To do →
Which lines in the records below contain the word "hours"? Copy each of them.

Listing →
- - - -
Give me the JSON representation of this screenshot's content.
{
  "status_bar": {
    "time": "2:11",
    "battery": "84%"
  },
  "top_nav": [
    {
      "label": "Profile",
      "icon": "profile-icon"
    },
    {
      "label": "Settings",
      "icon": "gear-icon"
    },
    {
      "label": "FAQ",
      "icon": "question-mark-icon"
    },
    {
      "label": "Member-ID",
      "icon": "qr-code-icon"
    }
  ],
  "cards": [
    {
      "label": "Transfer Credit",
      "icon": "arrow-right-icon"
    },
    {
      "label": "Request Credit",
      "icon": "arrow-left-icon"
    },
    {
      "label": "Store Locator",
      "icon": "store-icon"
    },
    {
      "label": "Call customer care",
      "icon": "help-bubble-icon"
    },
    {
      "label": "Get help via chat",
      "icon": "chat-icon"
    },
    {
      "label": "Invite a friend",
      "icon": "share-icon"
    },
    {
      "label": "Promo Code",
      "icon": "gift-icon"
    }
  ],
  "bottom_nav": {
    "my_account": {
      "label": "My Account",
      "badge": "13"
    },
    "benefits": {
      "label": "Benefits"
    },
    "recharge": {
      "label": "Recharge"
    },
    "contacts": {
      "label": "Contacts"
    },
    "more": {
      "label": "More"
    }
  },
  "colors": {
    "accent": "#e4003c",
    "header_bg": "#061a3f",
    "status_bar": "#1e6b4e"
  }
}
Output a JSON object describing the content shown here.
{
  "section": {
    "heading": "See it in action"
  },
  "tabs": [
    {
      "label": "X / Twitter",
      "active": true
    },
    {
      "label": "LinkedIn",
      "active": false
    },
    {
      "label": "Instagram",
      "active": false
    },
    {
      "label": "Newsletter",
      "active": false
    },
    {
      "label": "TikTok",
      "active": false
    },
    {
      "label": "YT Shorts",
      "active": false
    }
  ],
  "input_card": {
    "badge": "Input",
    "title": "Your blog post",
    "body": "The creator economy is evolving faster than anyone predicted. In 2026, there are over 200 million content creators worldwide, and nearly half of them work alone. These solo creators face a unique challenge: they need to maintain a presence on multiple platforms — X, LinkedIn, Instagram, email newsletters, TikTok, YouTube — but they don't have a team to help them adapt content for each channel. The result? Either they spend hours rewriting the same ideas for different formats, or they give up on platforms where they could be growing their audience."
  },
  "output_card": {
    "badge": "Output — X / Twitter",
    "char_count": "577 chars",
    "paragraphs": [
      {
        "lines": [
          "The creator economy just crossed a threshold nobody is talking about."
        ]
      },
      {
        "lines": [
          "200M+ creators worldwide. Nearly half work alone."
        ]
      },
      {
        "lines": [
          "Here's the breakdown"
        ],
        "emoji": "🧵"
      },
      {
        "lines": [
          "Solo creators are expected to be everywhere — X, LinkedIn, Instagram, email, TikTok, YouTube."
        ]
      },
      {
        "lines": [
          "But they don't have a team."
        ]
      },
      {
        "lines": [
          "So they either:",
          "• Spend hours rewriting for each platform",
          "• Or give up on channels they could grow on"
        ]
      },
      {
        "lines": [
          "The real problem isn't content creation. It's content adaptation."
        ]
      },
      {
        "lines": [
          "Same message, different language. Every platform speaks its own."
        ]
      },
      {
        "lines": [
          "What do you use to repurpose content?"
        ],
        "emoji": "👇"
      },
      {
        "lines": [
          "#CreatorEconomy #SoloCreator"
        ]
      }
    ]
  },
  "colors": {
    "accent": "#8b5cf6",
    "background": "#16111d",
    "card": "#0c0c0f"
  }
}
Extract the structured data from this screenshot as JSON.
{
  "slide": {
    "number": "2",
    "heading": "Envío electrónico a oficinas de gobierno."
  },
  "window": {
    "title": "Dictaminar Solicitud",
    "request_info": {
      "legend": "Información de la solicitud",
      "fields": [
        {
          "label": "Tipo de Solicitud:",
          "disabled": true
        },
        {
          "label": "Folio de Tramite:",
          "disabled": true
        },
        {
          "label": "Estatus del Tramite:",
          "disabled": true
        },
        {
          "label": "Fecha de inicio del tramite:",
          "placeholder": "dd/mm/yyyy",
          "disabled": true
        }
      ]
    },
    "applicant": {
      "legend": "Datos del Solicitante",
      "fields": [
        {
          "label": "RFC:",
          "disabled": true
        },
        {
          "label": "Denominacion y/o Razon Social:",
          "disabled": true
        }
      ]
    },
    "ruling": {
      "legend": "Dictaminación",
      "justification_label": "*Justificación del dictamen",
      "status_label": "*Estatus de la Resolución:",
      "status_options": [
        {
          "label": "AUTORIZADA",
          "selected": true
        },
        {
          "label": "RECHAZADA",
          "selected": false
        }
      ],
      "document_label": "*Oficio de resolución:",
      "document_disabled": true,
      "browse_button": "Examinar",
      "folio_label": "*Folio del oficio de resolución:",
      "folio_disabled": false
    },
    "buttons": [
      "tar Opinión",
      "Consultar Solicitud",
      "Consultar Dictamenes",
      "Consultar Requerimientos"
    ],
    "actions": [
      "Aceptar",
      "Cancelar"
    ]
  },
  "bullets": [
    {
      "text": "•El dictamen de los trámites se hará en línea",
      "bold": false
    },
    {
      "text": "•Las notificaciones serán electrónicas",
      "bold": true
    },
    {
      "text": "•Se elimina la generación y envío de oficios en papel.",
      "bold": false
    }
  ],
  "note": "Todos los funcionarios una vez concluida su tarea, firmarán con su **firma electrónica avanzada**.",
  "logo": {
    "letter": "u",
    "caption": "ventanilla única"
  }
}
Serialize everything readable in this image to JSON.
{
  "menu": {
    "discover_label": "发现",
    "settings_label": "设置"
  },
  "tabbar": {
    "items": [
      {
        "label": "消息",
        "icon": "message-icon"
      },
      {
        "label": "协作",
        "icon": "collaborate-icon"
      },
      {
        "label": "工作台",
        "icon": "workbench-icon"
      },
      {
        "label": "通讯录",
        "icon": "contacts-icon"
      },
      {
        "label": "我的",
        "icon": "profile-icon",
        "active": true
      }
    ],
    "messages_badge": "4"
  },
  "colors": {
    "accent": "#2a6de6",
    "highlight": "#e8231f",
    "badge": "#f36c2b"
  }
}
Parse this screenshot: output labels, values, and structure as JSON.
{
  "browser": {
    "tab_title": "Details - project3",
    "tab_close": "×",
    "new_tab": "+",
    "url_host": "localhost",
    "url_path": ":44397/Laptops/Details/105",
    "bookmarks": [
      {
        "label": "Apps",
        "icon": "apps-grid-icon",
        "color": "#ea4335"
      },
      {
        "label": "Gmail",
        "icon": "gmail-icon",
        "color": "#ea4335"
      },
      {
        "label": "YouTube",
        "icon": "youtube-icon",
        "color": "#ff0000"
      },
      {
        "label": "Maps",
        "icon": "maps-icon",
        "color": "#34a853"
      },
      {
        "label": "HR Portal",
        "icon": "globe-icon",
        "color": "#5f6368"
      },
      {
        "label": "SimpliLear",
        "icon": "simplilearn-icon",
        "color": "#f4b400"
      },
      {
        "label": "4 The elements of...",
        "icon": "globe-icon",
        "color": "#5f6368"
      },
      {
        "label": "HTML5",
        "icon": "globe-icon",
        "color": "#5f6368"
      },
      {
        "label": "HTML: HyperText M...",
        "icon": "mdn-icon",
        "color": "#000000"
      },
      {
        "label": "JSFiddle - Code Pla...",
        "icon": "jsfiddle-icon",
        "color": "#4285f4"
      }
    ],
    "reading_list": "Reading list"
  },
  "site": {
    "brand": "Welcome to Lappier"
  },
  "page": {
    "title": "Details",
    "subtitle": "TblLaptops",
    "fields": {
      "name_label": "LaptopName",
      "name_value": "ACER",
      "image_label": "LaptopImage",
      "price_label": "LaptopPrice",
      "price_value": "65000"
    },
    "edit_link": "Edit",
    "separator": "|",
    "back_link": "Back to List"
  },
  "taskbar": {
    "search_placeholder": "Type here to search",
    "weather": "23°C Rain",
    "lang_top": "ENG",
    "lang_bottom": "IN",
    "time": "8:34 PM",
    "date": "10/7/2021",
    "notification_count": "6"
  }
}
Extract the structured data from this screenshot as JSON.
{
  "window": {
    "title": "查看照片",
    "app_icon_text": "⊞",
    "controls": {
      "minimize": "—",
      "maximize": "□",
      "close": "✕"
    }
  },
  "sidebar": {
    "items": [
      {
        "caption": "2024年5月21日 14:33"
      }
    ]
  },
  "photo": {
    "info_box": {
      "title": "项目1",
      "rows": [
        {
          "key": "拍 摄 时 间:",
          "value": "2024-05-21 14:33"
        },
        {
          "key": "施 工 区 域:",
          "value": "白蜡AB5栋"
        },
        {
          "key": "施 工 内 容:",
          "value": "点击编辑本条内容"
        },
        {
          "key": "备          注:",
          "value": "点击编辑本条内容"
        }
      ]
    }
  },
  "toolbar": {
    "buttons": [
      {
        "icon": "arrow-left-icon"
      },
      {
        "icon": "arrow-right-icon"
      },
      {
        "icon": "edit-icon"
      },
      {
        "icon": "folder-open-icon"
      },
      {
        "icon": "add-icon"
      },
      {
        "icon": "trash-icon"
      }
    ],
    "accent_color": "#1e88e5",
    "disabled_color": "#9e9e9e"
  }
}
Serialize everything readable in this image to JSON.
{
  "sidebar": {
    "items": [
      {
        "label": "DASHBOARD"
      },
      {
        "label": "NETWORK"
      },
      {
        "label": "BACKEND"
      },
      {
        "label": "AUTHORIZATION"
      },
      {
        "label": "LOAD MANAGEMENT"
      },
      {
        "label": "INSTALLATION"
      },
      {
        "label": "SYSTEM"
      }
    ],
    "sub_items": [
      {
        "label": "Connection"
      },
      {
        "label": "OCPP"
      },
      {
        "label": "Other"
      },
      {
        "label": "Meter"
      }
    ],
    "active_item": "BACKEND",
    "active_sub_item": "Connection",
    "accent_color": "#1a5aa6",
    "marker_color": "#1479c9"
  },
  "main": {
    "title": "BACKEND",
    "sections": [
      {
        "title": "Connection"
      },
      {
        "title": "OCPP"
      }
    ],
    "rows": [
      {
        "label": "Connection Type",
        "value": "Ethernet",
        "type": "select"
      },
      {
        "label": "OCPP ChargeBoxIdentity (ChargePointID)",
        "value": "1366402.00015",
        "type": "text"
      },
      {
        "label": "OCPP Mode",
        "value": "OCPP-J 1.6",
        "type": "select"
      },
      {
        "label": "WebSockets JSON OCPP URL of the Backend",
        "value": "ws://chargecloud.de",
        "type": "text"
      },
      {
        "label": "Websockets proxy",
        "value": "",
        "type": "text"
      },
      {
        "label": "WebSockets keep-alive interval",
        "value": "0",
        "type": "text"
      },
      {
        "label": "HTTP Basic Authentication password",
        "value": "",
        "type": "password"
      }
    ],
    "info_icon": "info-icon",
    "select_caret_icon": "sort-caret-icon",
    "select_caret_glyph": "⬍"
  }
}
- - - -
Task answer →
    "body": "The creator economy is evolving faster than anyone predicted. In 2026, there are over 200 million content creators worldwide, and nearly half of them work alone. These solo creators face a unique challenge: they need to maintain a presence on multiple platforms — X, LinkedIn, Instagram, email newsletters, TikTok, YouTube — but they don't have a team to help them adapt content for each channel. The result? Either they spend hours rewriting the same ideas for different formats, or they give up on platforms where they could be growing their audience."
          "• Spend hours rewriting for each platform",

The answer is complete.